Exercise instructions >> Note each line of the listing that contains the string "name", and copy it.

[Excerpts from a figure dataset]

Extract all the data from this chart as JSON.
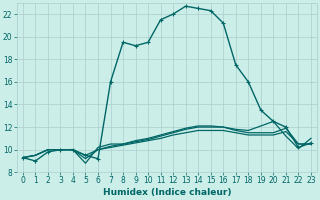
{
  "xlabel": "Humidex (Indice chaleur)",
  "xlim": [
    -0.5,
    23.5
  ],
  "ylim": [
    8,
    23
  ],
  "xticks": [
    0,
    1,
    2,
    3,
    4,
    5,
    6,
    7,
    8,
    9,
    10,
    11,
    12,
    13,
    14,
    15,
    16,
    17,
    18,
    19,
    20,
    21,
    22,
    23
  ],
  "yticks": [
    8,
    10,
    12,
    14,
    16,
    18,
    20,
    22
  ],
  "background_color": "#cceee8",
  "grid_color": "#aacccc",
  "line_color": "#006666",
  "curves": [
    {
      "y": [
        9.3,
        9.0,
        9.8,
        10.0,
        10.0,
        9.5,
        9.2,
        16.0,
        19.5,
        19.2,
        19.5,
        21.5,
        22.0,
        22.7,
        22.5,
        22.3,
        21.2,
        17.5,
        16.0,
        13.5,
        12.5,
        12.0,
        10.2,
        10.6
      ],
      "marker": true,
      "lw": 1.0
    },
    {
      "y": [
        9.3,
        9.5,
        10.0,
        10.0,
        10.0,
        8.8,
        10.2,
        10.5,
        10.5,
        10.8,
        11.0,
        11.3,
        11.6,
        11.9,
        12.1,
        12.1,
        12.0,
        11.8,
        11.7,
        12.1,
        12.5,
        11.2,
        10.1,
        11.0
      ],
      "marker": false,
      "lw": 0.9
    },
    {
      "y": [
        9.3,
        9.5,
        10.0,
        10.0,
        10.0,
        9.2,
        10.0,
        10.3,
        10.5,
        10.7,
        10.9,
        11.2,
        11.5,
        11.8,
        12.0,
        12.0,
        12.0,
        11.7,
        11.5,
        11.5,
        11.5,
        11.9,
        10.5,
        10.5
      ],
      "marker": false,
      "lw": 0.9
    },
    {
      "y": [
        9.3,
        9.5,
        10.0,
        10.0,
        10.0,
        9.5,
        10.0,
        10.2,
        10.4,
        10.6,
        10.8,
        11.0,
        11.3,
        11.5,
        11.7,
        11.7,
        11.7,
        11.5,
        11.3,
        11.3,
        11.3,
        11.6,
        10.5,
        10.5
      ],
      "marker": false,
      "lw": 0.9
    }
  ],
  "tick_fontsize": 5.5,
  "xlabel_fontsize": 6.5
}
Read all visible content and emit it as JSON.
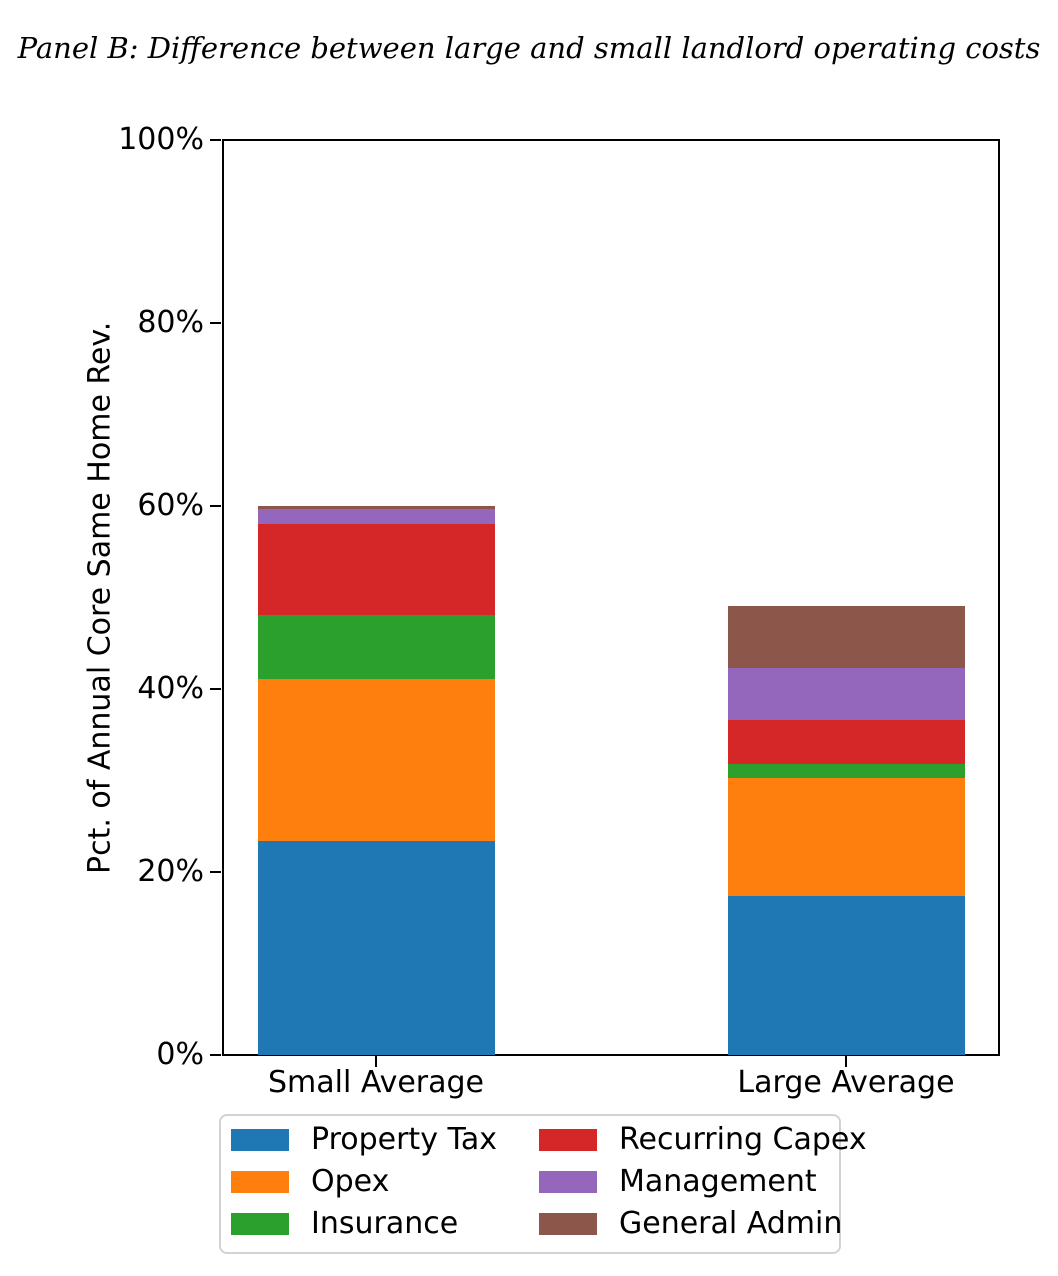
{
  "chart_data": {
    "type": "bar",
    "stacked": true,
    "title": "Panel B: Difference between large and small landlord operating costs",
    "ylabel": "Pct. of Annual Core Same Home Rev.",
    "xlabel": "",
    "categories": [
      "Small Average",
      "Large Average"
    ],
    "series": [
      {
        "name": "Property Tax",
        "color": "#1f77b4",
        "values": [
          23.4,
          17.4
        ]
      },
      {
        "name": "Opex",
        "color": "#ff7f0e",
        "values": [
          17.7,
          12.9
        ]
      },
      {
        "name": "Insurance",
        "color": "#2ca02c",
        "values": [
          7.0,
          1.5
        ]
      },
      {
        "name": "Recurring Capex",
        "color": "#d62728",
        "values": [
          9.9,
          4.8
        ]
      },
      {
        "name": "Management",
        "color": "#9467bd",
        "values": [
          1.7,
          5.7
        ]
      },
      {
        "name": "General Admin",
        "color": "#8c564b",
        "values": [
          0.25,
          6.8
        ]
      }
    ],
    "bar_totals": [
      59.95,
      49.1
    ],
    "ylim": [
      0,
      100
    ],
    "yticks": [
      0,
      20,
      40,
      60,
      80,
      100
    ],
    "ytick_labels": [
      "0%",
      "20%",
      "40%",
      "60%",
      "80%",
      "100%"
    ],
    "grid": false,
    "legend_position": "below",
    "legend_columns": 2
  }
}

Exercise result >>
        "name": "Property Tax",
        "name": "Opex",
        "name": "Insurance",
        "name": "Recurring Capex",
        "name": "Management",
        "name": "General Admin",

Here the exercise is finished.